## Provided text
-- Start --

# Are Remington +P cartridges safe to fire in my S&W 469?



## Shrek (May 1, 2002)

Today I bought three 20 round boxes of JHP cartridges for $54 plus tax to add to my home stock and after getting home I noticed the 3 boxes of Remington rounds are High Terminal Performance +P.

They are 115 gr as my older boxes of rounds but are marked +P.

Would the new rounds be a different powder making them more +P hot than my older stock or is it just newer era package hype since they are all 115 gr?


----------



## GREENCOUNTYPETE (Jul 25, 2006)

some +P usually ins't an issue for a gun in good repair it exerts more wear but large frame autos typically are ok if you say replace the recoil spring at 10K rounds if all you shot was +P you might change it at 5K rounds some police departments run +P all the time it changes wear and maintenance intervals.

here is what S&W states in the manual


----------



## random (Jul 23, 2020)

+P is plus-pressure. It can damage a firearm not designed for it, and can be dangerous.

-- End --

## Work instructions
1. According to the forum thread, what did the first poster pay for the three boxes of JHP cartridges?
2. Return the passage of the forum thread from "## Shrek (May" up to and including "(Jul 25, 2006)".
3. Decide whether each statement agrees with the forum thread, answering yes or no and quoting the words that settle it: (a) The newly bought Remington rounds weigh 115 gr. (b) The thread explains +P as meaning "plus-power." (c) The thread says some police departments run +P all the time.
The items after this point are separate material, independent of the forum thread.

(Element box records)
-- Start --

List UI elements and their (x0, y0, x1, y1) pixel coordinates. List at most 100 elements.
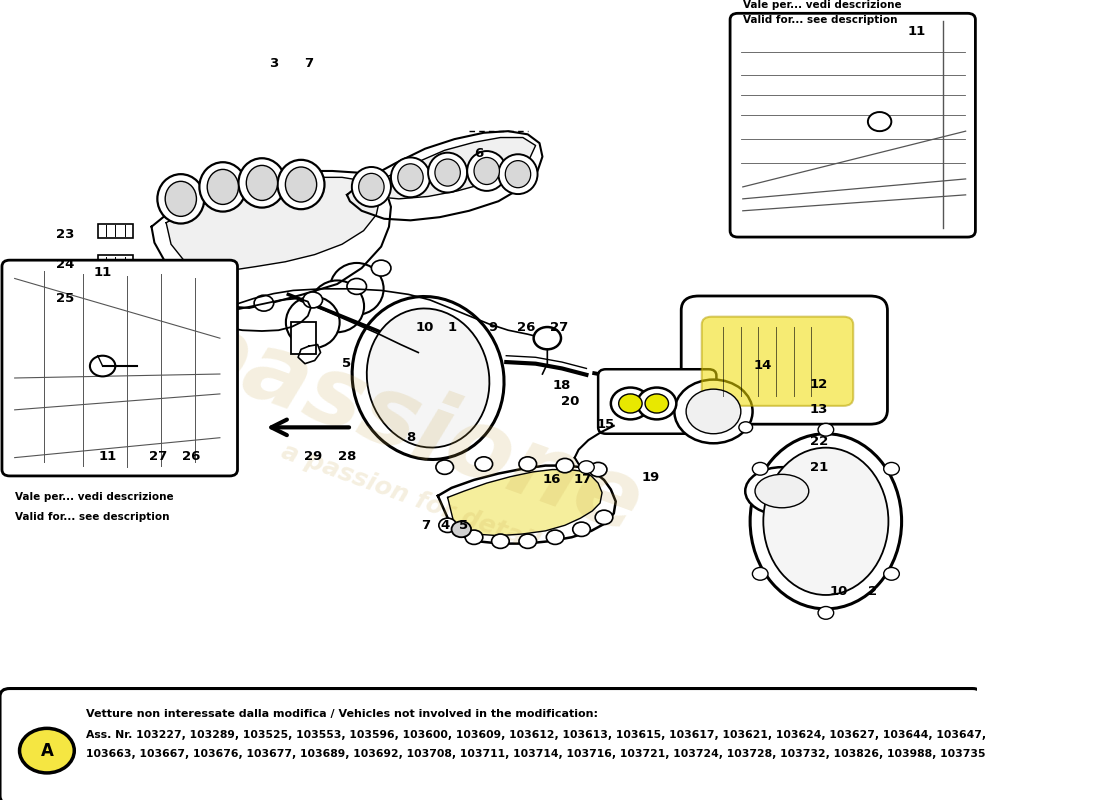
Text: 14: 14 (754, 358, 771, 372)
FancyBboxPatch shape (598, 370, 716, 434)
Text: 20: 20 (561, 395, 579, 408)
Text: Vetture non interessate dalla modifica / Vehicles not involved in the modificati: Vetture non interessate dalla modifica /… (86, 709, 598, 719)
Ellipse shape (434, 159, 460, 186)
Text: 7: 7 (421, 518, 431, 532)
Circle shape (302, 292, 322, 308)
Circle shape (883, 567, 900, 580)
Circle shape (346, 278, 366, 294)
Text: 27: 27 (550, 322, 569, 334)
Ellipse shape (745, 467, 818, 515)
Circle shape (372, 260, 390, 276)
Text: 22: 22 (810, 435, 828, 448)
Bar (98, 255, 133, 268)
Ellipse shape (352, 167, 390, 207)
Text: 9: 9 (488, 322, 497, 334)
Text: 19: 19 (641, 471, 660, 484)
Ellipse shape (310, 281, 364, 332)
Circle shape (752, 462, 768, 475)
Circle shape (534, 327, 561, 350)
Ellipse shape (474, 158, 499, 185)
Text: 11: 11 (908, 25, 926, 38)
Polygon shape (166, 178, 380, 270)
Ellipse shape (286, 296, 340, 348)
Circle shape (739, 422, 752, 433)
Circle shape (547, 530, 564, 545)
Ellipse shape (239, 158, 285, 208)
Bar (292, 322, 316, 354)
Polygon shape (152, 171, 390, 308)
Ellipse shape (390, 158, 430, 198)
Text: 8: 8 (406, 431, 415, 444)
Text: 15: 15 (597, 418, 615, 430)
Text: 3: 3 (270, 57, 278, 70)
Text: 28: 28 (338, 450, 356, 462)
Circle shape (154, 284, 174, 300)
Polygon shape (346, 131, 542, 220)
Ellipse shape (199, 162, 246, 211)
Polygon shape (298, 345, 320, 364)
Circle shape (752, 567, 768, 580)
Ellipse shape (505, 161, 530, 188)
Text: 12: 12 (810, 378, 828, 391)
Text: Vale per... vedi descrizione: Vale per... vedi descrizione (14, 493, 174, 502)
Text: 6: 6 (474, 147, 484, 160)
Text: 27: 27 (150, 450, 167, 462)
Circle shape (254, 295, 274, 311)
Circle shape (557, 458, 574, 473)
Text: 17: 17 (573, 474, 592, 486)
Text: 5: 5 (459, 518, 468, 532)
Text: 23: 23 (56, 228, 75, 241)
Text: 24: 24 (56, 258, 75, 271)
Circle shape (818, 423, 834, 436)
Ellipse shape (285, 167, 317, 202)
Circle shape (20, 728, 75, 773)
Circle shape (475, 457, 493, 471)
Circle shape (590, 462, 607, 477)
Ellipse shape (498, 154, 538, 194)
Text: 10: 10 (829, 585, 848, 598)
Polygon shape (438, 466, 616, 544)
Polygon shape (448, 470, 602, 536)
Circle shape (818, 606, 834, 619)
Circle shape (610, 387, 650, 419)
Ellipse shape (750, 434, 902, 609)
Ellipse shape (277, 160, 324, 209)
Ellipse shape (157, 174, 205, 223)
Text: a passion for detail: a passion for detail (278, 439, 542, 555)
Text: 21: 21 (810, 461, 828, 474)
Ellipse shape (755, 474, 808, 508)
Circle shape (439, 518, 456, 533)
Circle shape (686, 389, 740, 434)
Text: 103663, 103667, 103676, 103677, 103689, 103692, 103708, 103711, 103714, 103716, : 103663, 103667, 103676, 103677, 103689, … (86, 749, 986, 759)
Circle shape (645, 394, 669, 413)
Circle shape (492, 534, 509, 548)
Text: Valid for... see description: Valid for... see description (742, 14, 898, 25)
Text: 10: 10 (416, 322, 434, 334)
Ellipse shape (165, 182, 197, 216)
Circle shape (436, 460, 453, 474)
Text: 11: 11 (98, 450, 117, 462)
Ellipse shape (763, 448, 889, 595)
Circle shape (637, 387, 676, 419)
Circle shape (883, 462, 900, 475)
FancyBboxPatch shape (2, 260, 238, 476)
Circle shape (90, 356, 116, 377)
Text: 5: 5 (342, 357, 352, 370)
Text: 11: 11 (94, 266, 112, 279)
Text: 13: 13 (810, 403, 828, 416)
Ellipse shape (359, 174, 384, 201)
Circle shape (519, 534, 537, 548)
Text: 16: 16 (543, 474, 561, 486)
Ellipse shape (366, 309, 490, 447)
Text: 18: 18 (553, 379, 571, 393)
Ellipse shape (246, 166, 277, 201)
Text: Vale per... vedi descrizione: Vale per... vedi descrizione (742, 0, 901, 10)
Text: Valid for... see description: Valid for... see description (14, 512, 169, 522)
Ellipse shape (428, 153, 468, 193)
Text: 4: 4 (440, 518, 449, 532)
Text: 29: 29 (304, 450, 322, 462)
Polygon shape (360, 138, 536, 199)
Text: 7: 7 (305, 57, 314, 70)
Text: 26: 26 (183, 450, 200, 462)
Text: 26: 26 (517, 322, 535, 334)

-- End --
-- Start --

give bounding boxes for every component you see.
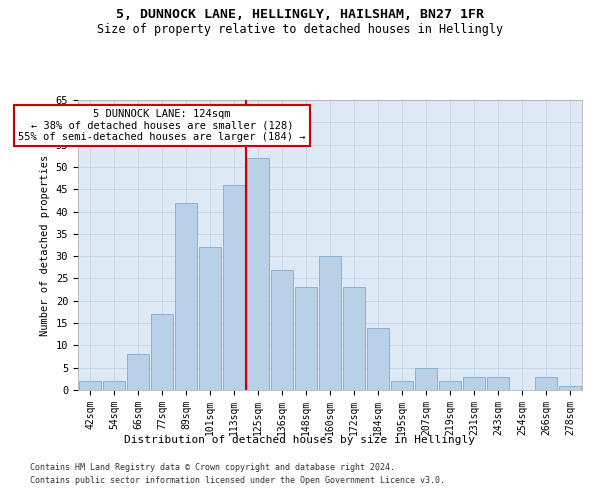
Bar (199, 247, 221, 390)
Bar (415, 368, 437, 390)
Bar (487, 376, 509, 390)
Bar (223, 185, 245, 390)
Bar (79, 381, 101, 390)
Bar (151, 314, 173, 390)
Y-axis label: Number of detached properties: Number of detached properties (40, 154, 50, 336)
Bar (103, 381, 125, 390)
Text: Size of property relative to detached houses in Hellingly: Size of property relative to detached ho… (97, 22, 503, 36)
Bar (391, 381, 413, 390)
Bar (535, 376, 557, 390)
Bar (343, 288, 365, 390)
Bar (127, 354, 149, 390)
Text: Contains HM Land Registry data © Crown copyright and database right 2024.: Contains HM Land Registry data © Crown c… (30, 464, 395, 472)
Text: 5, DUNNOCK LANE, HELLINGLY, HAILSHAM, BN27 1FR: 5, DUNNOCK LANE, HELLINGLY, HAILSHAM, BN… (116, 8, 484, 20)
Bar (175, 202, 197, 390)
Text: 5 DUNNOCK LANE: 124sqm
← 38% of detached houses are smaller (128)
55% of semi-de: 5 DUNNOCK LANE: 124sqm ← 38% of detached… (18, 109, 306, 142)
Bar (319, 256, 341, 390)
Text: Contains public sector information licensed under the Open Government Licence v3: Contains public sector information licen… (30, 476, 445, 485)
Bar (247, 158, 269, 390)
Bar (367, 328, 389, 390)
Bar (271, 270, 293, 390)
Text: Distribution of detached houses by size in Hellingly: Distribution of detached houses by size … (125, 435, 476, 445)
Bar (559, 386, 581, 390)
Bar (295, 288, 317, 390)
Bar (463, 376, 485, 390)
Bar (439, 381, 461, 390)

-- End --

## Set of answers
1. $54 plus tax.

2.
## Shrek (May 1, 2002)

Today I bought three 20 round boxes of JHP cartridges for $54 plus tax to add to my home stock and after getting home I noticed the 3 boxes of Remington rounds are High Terminal Performance +P.

They are 115 gr as my older boxes of rounds but are marked +P.

Would the new rounds be a different powder making them more +P hot than my older stock or is it just newer era package hype since they are all 115 gr?


----------



## GREENCOUNTYPETE (Jul 25, 2006)

3.
(a) Yes: "They are 115 gr as my older boxes of rounds but are marked +P."
(b) No: "+P is plus-pressure."
(c) Yes: "some police departments run +P all the time"